WHAT IS EXPECTED: Extract each line where the string "JSON" shows up.

DATASET:

********

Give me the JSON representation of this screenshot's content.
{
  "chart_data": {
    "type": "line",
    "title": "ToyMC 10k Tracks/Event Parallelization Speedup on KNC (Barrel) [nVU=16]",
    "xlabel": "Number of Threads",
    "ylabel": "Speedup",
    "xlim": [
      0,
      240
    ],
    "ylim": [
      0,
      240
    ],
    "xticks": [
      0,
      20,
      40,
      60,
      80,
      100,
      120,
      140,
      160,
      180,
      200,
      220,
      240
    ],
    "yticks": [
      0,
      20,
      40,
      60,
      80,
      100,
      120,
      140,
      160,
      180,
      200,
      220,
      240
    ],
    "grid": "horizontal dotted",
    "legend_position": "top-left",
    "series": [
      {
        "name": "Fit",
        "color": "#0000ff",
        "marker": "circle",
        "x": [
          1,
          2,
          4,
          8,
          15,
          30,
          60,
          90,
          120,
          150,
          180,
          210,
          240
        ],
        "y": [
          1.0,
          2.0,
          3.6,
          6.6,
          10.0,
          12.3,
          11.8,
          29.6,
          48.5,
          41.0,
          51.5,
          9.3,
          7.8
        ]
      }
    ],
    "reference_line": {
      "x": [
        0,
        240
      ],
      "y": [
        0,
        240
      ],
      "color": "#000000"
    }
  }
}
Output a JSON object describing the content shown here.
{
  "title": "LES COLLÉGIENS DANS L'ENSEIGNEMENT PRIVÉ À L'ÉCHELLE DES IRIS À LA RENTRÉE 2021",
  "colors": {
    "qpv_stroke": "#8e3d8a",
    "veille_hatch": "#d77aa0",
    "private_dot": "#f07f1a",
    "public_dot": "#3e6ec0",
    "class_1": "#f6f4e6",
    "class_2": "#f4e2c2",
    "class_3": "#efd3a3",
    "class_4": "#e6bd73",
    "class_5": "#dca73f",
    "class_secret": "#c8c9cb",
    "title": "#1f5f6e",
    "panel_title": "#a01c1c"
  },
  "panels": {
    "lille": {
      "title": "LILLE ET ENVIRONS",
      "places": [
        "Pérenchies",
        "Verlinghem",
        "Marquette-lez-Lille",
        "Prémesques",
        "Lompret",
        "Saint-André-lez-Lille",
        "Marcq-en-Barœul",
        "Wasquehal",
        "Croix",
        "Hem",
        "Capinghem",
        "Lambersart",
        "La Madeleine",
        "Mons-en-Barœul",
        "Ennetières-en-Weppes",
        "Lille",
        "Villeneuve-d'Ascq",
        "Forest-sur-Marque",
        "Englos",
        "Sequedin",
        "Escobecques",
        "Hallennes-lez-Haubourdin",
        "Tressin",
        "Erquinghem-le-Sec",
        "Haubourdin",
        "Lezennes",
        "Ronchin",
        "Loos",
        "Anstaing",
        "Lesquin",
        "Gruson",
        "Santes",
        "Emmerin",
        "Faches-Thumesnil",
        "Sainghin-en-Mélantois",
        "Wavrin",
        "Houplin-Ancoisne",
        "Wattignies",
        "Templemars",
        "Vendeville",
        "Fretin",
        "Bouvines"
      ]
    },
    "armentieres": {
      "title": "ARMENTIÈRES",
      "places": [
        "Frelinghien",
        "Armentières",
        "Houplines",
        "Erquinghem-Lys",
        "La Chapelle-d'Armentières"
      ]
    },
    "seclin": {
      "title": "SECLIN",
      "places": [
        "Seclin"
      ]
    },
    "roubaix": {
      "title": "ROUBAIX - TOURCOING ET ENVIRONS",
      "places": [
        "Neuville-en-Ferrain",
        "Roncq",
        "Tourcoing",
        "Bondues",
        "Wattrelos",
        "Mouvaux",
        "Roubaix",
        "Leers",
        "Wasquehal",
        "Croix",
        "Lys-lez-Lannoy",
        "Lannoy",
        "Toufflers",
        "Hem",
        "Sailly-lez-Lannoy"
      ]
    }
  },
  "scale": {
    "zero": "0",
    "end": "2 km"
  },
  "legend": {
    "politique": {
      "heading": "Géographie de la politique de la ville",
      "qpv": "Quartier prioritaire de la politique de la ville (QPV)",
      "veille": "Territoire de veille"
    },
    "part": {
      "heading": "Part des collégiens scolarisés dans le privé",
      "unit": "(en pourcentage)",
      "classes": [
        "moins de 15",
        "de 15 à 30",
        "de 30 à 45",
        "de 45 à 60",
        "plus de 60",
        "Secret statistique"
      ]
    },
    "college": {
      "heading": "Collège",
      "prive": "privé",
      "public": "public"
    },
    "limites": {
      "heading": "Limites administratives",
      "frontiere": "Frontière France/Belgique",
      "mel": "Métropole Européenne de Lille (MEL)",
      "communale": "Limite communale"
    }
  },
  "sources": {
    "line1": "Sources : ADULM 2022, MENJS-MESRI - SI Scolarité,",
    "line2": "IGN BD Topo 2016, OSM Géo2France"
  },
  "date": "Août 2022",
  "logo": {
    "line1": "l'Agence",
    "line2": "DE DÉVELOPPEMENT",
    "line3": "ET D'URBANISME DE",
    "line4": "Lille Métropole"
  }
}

********

WRITTEN SOLUTION:
Give me the JSON representation of this screenshot's content.
Output a JSON object describing the content shown here.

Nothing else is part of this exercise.